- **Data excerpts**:
--*--

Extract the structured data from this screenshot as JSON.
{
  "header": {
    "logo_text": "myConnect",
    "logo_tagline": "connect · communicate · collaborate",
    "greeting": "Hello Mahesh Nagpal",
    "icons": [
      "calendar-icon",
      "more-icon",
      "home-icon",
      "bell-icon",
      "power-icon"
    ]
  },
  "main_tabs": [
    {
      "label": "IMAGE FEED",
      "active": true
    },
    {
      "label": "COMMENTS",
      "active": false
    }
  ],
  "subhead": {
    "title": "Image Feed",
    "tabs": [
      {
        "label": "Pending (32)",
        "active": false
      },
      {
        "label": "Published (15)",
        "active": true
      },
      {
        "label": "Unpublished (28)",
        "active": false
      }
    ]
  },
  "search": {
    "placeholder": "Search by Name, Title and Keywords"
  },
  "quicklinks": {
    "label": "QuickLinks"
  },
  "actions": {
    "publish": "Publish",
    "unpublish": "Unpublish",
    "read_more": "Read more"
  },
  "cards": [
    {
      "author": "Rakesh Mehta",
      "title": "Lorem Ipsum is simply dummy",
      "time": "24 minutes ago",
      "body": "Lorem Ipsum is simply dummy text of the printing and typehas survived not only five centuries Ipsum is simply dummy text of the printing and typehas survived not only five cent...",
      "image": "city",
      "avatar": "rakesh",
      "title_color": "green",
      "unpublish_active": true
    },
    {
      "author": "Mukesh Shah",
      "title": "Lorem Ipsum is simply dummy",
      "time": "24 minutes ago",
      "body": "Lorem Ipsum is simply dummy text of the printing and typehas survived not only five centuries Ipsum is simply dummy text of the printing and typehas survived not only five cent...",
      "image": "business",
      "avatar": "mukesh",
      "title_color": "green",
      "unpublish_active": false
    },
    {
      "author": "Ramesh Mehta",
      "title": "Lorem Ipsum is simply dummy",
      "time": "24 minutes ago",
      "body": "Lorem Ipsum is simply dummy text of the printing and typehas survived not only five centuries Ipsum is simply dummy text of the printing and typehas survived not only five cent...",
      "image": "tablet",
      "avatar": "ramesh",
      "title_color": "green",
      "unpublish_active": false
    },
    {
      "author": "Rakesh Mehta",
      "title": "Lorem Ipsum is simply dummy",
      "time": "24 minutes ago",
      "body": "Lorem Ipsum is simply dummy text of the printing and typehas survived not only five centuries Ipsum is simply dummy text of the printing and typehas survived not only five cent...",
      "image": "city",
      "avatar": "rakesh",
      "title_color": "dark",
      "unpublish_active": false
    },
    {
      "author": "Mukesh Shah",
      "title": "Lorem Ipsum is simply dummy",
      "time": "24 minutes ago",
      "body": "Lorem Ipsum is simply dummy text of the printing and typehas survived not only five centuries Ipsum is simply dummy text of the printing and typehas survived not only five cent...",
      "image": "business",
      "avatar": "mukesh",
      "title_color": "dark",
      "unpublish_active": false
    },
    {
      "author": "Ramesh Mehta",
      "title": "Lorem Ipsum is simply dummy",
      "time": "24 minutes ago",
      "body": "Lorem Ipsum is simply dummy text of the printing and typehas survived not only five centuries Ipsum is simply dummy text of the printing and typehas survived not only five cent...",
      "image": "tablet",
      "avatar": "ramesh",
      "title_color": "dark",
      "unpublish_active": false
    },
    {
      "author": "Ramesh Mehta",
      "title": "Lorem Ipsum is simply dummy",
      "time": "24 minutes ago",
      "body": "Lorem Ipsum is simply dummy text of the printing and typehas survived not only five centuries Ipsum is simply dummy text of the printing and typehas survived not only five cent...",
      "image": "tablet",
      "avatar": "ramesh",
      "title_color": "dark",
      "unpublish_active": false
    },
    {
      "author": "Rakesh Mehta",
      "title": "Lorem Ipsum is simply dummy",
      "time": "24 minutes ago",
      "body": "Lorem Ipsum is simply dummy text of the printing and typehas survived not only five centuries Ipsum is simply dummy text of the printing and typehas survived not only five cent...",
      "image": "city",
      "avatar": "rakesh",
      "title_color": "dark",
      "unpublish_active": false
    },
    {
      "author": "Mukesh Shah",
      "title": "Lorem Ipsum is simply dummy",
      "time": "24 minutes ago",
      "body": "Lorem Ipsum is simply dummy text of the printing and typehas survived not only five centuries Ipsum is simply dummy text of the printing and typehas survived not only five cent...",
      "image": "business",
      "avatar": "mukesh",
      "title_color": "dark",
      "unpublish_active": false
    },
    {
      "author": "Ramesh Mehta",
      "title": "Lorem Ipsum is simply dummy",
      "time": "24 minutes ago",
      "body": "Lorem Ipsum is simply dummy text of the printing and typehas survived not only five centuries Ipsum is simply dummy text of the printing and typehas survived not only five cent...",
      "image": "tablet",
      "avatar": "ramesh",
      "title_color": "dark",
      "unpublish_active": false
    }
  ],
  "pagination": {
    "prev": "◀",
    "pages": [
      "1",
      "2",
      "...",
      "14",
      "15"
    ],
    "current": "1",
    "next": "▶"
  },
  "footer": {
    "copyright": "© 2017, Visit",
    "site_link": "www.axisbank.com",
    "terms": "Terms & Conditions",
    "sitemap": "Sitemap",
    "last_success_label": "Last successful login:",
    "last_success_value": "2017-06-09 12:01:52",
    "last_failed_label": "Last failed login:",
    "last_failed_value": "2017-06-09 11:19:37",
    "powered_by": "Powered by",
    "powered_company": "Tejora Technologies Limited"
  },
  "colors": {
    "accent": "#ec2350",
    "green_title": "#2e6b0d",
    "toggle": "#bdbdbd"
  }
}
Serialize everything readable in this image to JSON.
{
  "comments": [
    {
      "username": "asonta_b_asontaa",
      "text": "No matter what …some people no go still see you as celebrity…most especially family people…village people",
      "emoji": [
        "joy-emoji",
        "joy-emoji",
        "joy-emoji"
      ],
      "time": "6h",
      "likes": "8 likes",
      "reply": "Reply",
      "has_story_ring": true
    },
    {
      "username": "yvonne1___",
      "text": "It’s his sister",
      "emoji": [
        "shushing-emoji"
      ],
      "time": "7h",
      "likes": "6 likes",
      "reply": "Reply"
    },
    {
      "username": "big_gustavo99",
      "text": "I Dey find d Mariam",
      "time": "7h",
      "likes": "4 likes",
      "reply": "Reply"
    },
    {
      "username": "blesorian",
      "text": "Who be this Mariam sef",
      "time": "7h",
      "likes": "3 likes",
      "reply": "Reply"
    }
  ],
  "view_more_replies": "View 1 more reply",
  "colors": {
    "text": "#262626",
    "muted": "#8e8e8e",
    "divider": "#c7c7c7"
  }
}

--*--

- **YOUR TASK**:
Transcribe every entry verbatim.

- **FULL OUTPUT**:
Extract the structured data from this screenshot as JSON.
{
  "header": {
    "logo_text": "myConnect",
    "logo_tagline": "connect · communicate · collaborate",
    "greeting": "Hello Mahesh Nagpal",
    "icons": [
      "calendar-icon",
      "more-icon",
      "home-icon",
      "bell-icon",
      "power-icon"
    ]
  },
  "main_tabs": [
    {
      "label": "IMAGE FEED",
      "active": true
    },
    {
      "label": "COMMENTS",
      "active": false
    }
  ],
  "subhead": {
    "title": "Image Feed",
    "tabs": [
      {
        "label": "Pending (32)",
        "active": false
      },
      {
        "label": "Published (15)",
        "active": true
      },
      {
        "label": "Unpublished (28)",
        "active": false
      }
    ]
  },
  "search": {
    "placeholder": "Search by Name, Title and Keywords"
  },
  "quicklinks": {
    "label": "QuickLinks"
  },
  "actions": {
    "publish": "Publish",
    "unpublish": "Unpublish",
    "read_more": "Read more"
  },
  "cards": [
    {
      "author": "Rakesh Mehta",
      "title": "Lorem Ipsum is simply dummy",
      "time": "24 minutes ago",
      "body": "Lorem Ipsum is simply dummy text of the printing and typehas survived not only five centuries Ipsum is simply dummy text of the printing and typehas survived not only five cent...",
      "image": "city",
      "avatar": "rakesh",
      "title_color": "green",
      "unpublish_active": true
    },
    {
      "author": "Mukesh Shah",
      "title": "Lorem Ipsum is simply dummy",
      "time": "24 minutes ago",
      "body": "Lorem Ipsum is simply dummy text of the printing and typehas survived not only five centuries Ipsum is simply dummy text of the printing and typehas survived not only five cent...",
      "image": "business",
      "avatar": "mukesh",
      "title_color": "green",
      "unpublish_active": false
    },
    {
      "author": "Ramesh Mehta",
      "title": "Lorem Ipsum is simply dummy",
      "time": "24 minutes ago",
      "body": "Lorem Ipsum is simply dummy text of the printing and typehas survived not only five centuries Ipsum is simply dummy text of the printing and typehas survived not only five cent...",
      "image": "tablet",
      "avatar": "ramesh",
      "title_color": "green",
      "unpublish_active": false
    },
    {
      "author": "Rakesh Mehta",
      "title": "Lorem Ipsum is simply dummy",
      "time": "24 minutes ago",
      "body": "Lorem Ipsum is simply dummy text of the printing and typehas survived not only five centuries Ipsum is simply dummy text of the printing and typehas survived not only five cent...",
      "image": "city",
      "avatar": "rakesh",
      "title_color": "dark",
      "unpublish_active": false
    },
    {
      "author": "Mukesh Shah",
      "title": "Lorem Ipsum is simply dummy",
      "time": "24 minutes ago",
      "body": "Lorem Ipsum is simply dummy text of the printing and typehas survived not only five centuries Ipsum is simply dummy text of the printing and typehas survived not only five cent...",
      "image": "business",
      "avatar": "mukesh",
      "title_color": "dark",
      "unpublish_active": false
    },
    {
      "author": "Ramesh Mehta",
      "title": "Lorem Ipsum is simply dummy",
      "time": "24 minutes ago",
      "body": "Lorem Ipsum is simply dummy text of the printing and typehas survived not only five centuries Ipsum is simply dummy text of the printing and typehas survived not only five cent...",
      "image": "tablet",
      "avatar": "ramesh",
      "title_color": "dark",
      "unpublish_active": false
    },
    {
      "author": "Ramesh Mehta",
      "title": "Lorem Ipsum is simply dummy",
      "time": "24 minutes ago",
      "body": "Lorem Ipsum is simply dummy text of the printing and typehas survived not only five centuries Ipsum is simply dummy text of the printing and typehas survived not only five cent...",
      "image": "tablet",
      "avatar": "ramesh",
      "title_color": "dark",
      "unpublish_active": false
    },
    {
      "author": "Rakesh Mehta",
      "title": "Lorem Ipsum is simply dummy",
      "time": "24 minutes ago",
      "body": "Lorem Ipsum is simply dummy text of the printing and typehas survived not only five centuries Ipsum is simply dummy text of the printing and typehas survived not only five cent...",
      "image": "city",
      "avatar": "rakesh",
      "title_color": "dark",
      "unpublish_active": false
    },
    {
      "author": "Mukesh Shah",
      "title": "Lorem Ipsum is simply dummy",
      "time": "24 minutes ago",
      "body": "Lorem Ipsum is simply dummy text of the printing and typehas survived not only five centuries Ipsum is simply dummy text of the printing and typehas survived not only five cent...",
      "image": "business",
      "avatar": "mukesh",
      "title_color": "dark",
      "unpublish_active": false
    },
    {
      "author": "Ramesh Mehta",
      "title": "Lorem Ipsum is simply dummy",
      "time": "24 minutes ago",
      "body": "Lorem Ipsum is simply dummy text of the printing and typehas survived not only five centuries Ipsum is simply dummy text of the printing and typehas survived not only five cent...",
      "image": "tablet",
      "avatar": "ramesh",
      "title_color": "dark",
      "unpublish_active": false
    }
  ],
  "pagination": {
    "prev": "◀",
    "pages": [
      "1",
      "2",
      "...",
      "14",
      "15"
    ],
    "current": "1",
    "next": "▶"
  },
  "footer": {
    "copyright": "© 2017, Visit",
    "site_link": "www.axisbank.com",
    "terms": "Terms & Conditions",
    "sitemap": "Sitemap",
    "last_success_label": "Last successful login:",
    "last_success_value": "2017-06-09 12:01:52",
    "last_failed_label": "Last failed login:",
    "last_failed_value": "2017-06-09 11:19:37",
    "powered_by": "Powered by",
    "powered_company": "Tejora Technologies Limited"
  },
  "colors": {
    "accent": "#ec2350",
    "green_title": "#2e6b0d",
    "toggle": "#bdbdbd"
  }
}
Serialize everything readable in this image to JSON.
{
  "comments": [
    {
      "username": "asonta_b_asontaa",
      "text": "No matter what …some people no go still see you as celebrity…most especially family people…village people",
      "emoji": [
        "joy-emoji",
        "joy-emoji",
        "joy-emoji"
      ],
      "time": "6h",
      "likes": "8 likes",
      "reply": "Reply",
      "has_story_ring": true
    },
    {
      "username": "yvonne1___",
      "text": "It’s his sister",
      "emoji": [
        "shushing-emoji"
      ],
      "time": "7h",
      "likes": "6 likes",
      "reply": "Reply"
    },
    {
      "username": "big_gustavo99",
      "text": "I Dey find d Mariam",
      "time": "7h",
      "likes": "4 likes",
      "reply": "Reply"
    },
    {
      "username": "blesorian",
      "text": "Who be this Mariam sef",
      "time": "7h",
      "likes": "3 likes",
      "reply": "Reply"
    }
  ],
  "view_more_replies": "View 1 more reply",
  "colors": {
    "text": "#262626",
    "muted": "#8e8e8e",
    "divider": "#c7c7c7"
  }
}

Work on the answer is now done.